- **Given exercise**: Go through the listing and copy every line word for word.

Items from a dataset
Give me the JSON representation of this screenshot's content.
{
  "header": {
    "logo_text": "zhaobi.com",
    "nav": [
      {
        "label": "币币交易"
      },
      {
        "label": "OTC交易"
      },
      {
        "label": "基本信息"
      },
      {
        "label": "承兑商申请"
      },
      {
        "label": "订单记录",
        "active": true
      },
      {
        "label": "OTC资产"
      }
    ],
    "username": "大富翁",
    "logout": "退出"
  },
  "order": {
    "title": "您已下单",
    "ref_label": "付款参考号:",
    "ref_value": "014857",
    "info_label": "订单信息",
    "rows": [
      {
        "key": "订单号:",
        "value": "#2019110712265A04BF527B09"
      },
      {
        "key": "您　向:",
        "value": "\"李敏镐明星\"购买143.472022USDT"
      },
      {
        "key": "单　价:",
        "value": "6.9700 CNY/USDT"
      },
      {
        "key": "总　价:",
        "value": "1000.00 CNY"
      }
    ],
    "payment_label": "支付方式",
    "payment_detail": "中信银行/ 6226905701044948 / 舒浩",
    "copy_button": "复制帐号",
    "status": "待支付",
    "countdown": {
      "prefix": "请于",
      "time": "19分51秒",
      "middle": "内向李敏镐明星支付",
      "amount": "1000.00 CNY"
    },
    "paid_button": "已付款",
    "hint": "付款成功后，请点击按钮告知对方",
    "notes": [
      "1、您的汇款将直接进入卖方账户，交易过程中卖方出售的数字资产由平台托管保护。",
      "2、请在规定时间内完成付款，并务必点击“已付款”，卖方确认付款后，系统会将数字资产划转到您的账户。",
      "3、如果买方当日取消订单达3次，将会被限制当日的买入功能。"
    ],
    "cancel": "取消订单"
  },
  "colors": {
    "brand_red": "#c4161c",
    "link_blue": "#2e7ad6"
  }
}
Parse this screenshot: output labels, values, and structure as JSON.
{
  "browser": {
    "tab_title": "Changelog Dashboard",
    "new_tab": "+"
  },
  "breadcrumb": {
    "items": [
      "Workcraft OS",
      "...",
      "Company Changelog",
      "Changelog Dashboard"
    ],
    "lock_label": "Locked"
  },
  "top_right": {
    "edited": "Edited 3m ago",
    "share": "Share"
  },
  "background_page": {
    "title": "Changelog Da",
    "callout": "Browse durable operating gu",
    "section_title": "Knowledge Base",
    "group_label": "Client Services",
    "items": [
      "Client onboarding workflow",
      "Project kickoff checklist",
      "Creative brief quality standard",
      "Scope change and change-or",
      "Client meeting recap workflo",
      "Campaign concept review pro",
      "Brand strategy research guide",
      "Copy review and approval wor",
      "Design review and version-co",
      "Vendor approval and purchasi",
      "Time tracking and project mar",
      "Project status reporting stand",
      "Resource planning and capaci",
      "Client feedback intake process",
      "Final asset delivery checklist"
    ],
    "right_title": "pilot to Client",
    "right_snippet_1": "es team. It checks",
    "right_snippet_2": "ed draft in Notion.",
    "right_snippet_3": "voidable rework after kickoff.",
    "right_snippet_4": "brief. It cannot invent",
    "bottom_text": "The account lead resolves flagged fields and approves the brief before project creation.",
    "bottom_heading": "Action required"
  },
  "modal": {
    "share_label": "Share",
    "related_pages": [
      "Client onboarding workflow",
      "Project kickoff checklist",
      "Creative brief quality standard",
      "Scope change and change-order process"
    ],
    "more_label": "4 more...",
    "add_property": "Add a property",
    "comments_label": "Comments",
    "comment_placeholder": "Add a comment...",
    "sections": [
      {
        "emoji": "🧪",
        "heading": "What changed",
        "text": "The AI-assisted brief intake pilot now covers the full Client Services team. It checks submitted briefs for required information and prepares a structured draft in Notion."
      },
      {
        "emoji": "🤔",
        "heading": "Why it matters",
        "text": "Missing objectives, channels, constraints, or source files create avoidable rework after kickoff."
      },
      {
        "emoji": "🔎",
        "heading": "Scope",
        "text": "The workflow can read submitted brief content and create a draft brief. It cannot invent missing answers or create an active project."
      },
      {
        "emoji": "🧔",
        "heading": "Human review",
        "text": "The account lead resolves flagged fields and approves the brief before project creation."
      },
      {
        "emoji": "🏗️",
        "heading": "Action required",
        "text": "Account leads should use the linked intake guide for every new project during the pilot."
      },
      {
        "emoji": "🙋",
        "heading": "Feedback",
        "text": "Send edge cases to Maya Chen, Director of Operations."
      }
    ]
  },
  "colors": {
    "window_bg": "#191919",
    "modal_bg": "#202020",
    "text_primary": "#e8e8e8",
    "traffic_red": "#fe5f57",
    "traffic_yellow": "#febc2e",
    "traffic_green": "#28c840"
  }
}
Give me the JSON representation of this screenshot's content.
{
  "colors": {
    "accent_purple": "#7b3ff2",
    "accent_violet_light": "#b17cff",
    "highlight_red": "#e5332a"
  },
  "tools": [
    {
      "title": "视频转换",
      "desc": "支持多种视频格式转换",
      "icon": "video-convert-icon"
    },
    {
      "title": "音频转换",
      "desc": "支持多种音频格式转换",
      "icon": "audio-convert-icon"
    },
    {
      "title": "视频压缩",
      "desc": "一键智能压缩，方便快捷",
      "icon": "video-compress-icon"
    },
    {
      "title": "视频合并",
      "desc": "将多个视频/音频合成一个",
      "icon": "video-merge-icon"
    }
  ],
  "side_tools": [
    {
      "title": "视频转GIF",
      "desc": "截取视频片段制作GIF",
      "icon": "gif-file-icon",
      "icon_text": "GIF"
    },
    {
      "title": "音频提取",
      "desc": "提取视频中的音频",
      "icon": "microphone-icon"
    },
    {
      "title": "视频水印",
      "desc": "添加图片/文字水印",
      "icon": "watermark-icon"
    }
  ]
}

- **Result for this exercise**:
Give me the JSON representation of this screenshot's content.
{
  "header": {
    "logo_text": "zhaobi.com",
    "nav": [
      {
        "label": "币币交易"
      },
      {
        "label": "OTC交易"
      },
      {
        "label": "基本信息"
      },
      {
        "label": "承兑商申请"
      },
      {
        "label": "订单记录",
        "active": true
      },
      {
        "label": "OTC资产"
      }
    ],
    "username": "大富翁",
    "logout": "退出"
  },
  "order": {
    "title": "您已下单",
    "ref_label": "付款参考号:",
    "ref_value": "014857",
    "info_label": "订单信息",
    "rows": [
      {
        "key": "订单号:",
        "value": "#2019110712265A04BF527B09"
      },
      {
        "key": "您　向:",
        "value": "\"李敏镐明星\"购买143.472022USDT"
      },
      {
        "key": "单　价:",
        "value": "6.9700 CNY/USDT"
      },
      {
        "key": "总　价:",
        "value": "1000.00 CNY"
      }
    ],
    "payment_label": "支付方式",
    "payment_detail": "中信银行/ 6226905701044948 / 舒浩",
    "copy_button": "复制帐号",
    "status": "待支付",
    "countdown": {
      "prefix": "请于",
      "time": "19分51秒",
      "middle": "内向李敏镐明星支付",
      "amount": "1000.00 CNY"
    },
    "paid_button": "已付款",
    "hint": "付款成功后，请点击按钮告知对方",
    "notes": [
      "1、您的汇款将直接进入卖方账户，交易过程中卖方出售的数字资产由平台托管保护。",
      "2、请在规定时间内完成付款，并务必点击“已付款”，卖方确认付款后，系统会将数字资产划转到您的账户。",
      "3、如果买方当日取消订单达3次，将会被限制当日的买入功能。"
    ],
    "cancel": "取消订单"
  },
  "colors": {
    "brand_red": "#c4161c",
    "link_blue": "#2e7ad6"
  }
}
Parse this screenshot: output labels, values, and structure as JSON.
{
  "browser": {
    "tab_title": "Changelog Dashboard",
    "new_tab": "+"
  },
  "breadcrumb": {
    "items": [
      "Workcraft OS",
      "...",
      "Company Changelog",
      "Changelog Dashboard"
    ],
    "lock_label": "Locked"
  },
  "top_right": {
    "edited": "Edited 3m ago",
    "share": "Share"
  },
  "background_page": {
    "title": "Changelog Da",
    "callout": "Browse durable operating gu",
    "section_title": "Knowledge Base",
    "group_label": "Client Services",
    "items": [
      "Client onboarding workflow",
      "Project kickoff checklist",
      "Creative brief quality standard",
      "Scope change and change-or",
      "Client meeting recap workflo",
      "Campaign concept review pro",
      "Brand strategy research guide",
      "Copy review and approval wor",
      "Design review and version-co",
      "Vendor approval and purchasi",
      "Time tracking and project mar",
      "Project status reporting stand",
      "Resource planning and capaci",
      "Client feedback intake process",
      "Final asset delivery checklist"
    ],
    "right_title": "pilot to Client",
    "right_snippet_1": "es team. It checks",
    "right_snippet_2": "ed draft in Notion.",
    "right_snippet_3": "voidable rework after kickoff.",
    "right_snippet_4": "brief. It cannot invent",
    "bottom_text": "The account lead resolves flagged fields and approves the brief before project creation.",
    "bottom_heading": "Action required"
  },
  "modal": {
    "share_label": "Share",
    "related_pages": [
      "Client onboarding workflow",
      "Project kickoff checklist",
      "Creative brief quality standard",
      "Scope change and change-order process"
    ],
    "more_label": "4 more...",
    "add_property": "Add a property",
    "comments_label": "Comments",
    "comment_placeholder": "Add a comment...",
    "sections": [
      {
        "emoji": "🧪",
        "heading": "What changed",
        "text": "The AI-assisted brief intake pilot now covers the full Client Services team. It checks submitted briefs for required information and prepares a structured draft in Notion."
      },
      {
        "emoji": "🤔",
        "heading": "Why it matters",
        "text": "Missing objectives, channels, constraints, or source files create avoidable rework after kickoff."
      },
      {
        "emoji": "🔎",
        "heading": "Scope",
        "text": "The workflow can read submitted brief content and create a draft brief. It cannot invent missing answers or create an active project."
      },
      {
        "emoji": "🧔",
        "heading": "Human review",
        "text": "The account lead resolves flagged fields and approves the brief before project creation."
      },
      {
        "emoji": "🏗️",
        "heading": "Action required",
        "text": "Account leads should use the linked intake guide for every new project during the pilot."
      },
      {
        "emoji": "🙋",
        "heading": "Feedback",
        "text": "Send edge cases to Maya Chen, Director of Operations."
      }
    ]
  },
  "colors": {
    "window_bg": "#191919",
    "modal_bg": "#202020",
    "text_primary": "#e8e8e8",
    "traffic_red": "#fe5f57",
    "traffic_yellow": "#febc2e",
    "traffic_green": "#28c840"
  }
}
Give me the JSON representation of this screenshot's content.
{
  "colors": {
    "accent_purple": "#7b3ff2",
    "accent_violet_light": "#b17cff",
    "highlight_red": "#e5332a"
  },
  "tools": [
    {
      "title": "视频转换",
      "desc": "支持多种视频格式转换",
      "icon": "video-convert-icon"
    },
    {
      "title": "音频转换",
      "desc": "支持多种音频格式转换",
      "icon": "audio-convert-icon"
    },
    {
      "title": "视频压缩",
      "desc": "一键智能压缩，方便快捷",
      "icon": "video-compress-icon"
    },
    {
      "title": "视频合并",
      "desc": "将多个视频/音频合成一个",
      "icon": "video-merge-icon"
    }
  ],
  "side_tools": [
    {
      "title": "视频转GIF",
      "desc": "截取视频片段制作GIF",
      "icon": "gif-file-icon",
      "icon_text": "GIF"
    },
    {
      "title": "音频提取",
      "desc": "提取视频中的音频",
      "icon": "microphone-icon"
    },
    {
      "title": "视频水印",
      "desc": "添加图片/文字水印",
      "icon": "watermark-icon"
    }
  ]
}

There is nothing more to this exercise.